__Records supplied__
====
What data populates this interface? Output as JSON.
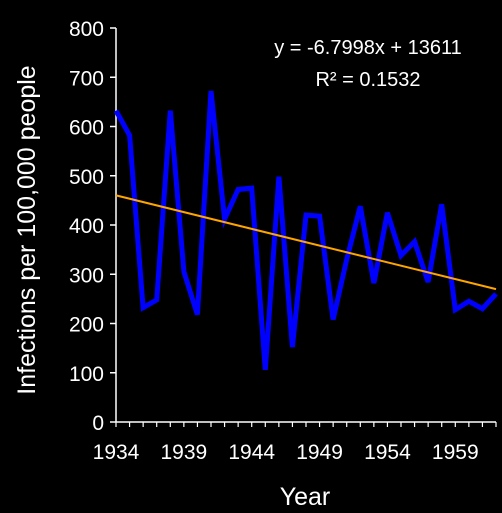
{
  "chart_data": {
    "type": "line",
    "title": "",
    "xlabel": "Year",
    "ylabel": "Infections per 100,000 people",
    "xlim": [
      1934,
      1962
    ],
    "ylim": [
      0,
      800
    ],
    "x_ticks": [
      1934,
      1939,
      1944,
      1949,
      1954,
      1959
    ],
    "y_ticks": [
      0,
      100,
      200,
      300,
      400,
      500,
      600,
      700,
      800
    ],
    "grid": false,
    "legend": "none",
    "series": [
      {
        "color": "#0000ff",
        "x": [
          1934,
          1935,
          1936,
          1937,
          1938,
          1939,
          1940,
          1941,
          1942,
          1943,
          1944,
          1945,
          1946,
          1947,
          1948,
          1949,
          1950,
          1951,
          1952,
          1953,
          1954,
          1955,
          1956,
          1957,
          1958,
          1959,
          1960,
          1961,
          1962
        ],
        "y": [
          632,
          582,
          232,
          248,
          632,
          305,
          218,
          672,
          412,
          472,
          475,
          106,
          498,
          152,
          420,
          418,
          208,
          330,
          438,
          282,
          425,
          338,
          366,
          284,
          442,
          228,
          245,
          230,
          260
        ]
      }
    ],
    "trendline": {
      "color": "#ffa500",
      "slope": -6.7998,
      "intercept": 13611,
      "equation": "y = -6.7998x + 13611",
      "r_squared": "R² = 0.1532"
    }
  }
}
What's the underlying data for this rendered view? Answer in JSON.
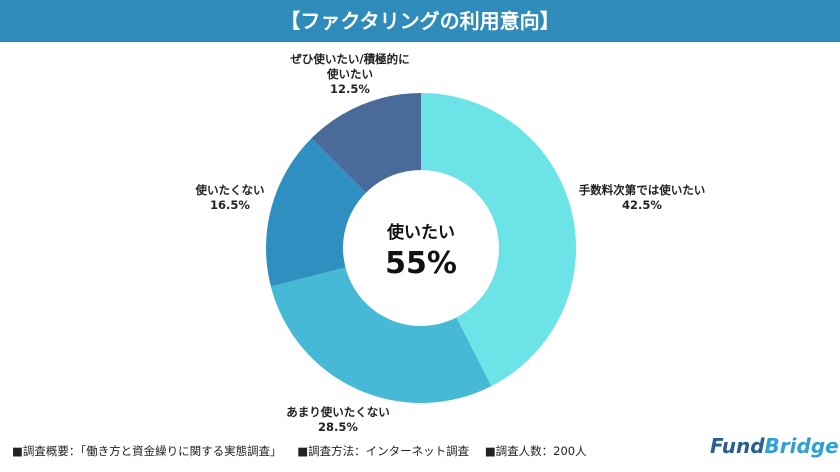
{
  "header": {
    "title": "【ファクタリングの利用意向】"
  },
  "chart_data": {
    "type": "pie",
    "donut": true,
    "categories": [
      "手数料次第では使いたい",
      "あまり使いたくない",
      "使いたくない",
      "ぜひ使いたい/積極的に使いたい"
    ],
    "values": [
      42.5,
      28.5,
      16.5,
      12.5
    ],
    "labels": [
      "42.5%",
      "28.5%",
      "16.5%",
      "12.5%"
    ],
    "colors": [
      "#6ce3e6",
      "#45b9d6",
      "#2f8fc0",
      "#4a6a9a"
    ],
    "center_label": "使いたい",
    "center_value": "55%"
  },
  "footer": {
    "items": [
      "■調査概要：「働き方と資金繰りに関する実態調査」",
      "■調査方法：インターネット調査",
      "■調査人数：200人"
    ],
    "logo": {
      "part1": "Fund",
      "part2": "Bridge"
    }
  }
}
====
__What is needed__
Leave out all pictures, then copy the remaining material exactly.

__Result of this task__
What data populates this interface? Output as JSON.
{
  "chart_data": {
    "type": "line",
    "title": "",
    "xlabel": "Year",
    "ylabel": "Infections per 100,000 people",
    "xlim": [
      1934,
      1962
    ],
    "ylim": [
      0,
      800
    ],
    "x_ticks": [
      1934,
      1939,
      1944,
      1949,
      1954,
      1959
    ],
    "y_ticks": [
      0,
      100,
      200,
      300,
      400,
      500,
      600,
      700,
      800
    ],
    "grid": false,
    "legend": "none",
    "series": [
      {
        "color": "#0000ff",
        "x": [
          1934,
          1935,
          1936,
          1937,
          1938,
          1939,
          1940,
          1941,
          1942,
          1943,
          1944,
          1945,
          1946,
          1947,
          1948,
          1949,
          1950,
          1951,
          1952,
          1953,
          1954,
          1955,
          1956,
          1957,
          1958,
          1959,
          1960,
          1961,
          1962
        ],
        "y": [
          632,
          582,
          232,
          248,
          632,
          305,
          218,
          672,
          412,
          472,
          475,
          106,
          498,
          152,
          420,
          418,
          208,
          330,
          438,
          282,
          425,
          338,
          366,
          284,
          442,
          228,
          245,
          230,
          260
        ]
      }
    ],
    "trendline": {
      "color": "#ffa500",
      "slope": -6.7998,
      "intercept": 13611,
      "equation": "y = -6.7998x + 13611",
      "r_squared": "R² = 0.1532"
    }
  }
}
What's the underlying data for this rendered view? Answer in JSON.
{
  "header": {
    "title": "【ファクタリングの利用意向】"
  },
  "chart_data": {
    "type": "pie",
    "donut": true,
    "categories": [
      "手数料次第では使いたい",
      "あまり使いたくない",
      "使いたくない",
      "ぜひ使いたい/積極的に使いたい"
    ],
    "values": [
      42.5,
      28.5,
      16.5,
      12.5
    ],
    "labels": [
      "42.5%",
      "28.5%",
      "16.5%",
      "12.5%"
    ],
    "colors": [
      "#6ce3e6",
      "#45b9d6",
      "#2f8fc0",
      "#4a6a9a"
    ],
    "center_label": "使いたい",
    "center_value": "55%"
  },
  "footer": {
    "items": [
      "■調査概要：「働き方と資金繰りに関する実態調査」",
      "■調査方法：インターネット調査",
      "■調査人数：200人"
    ],
    "logo": {
      "part1": "Fund",
      "part2": "Bridge"
    }
  }
}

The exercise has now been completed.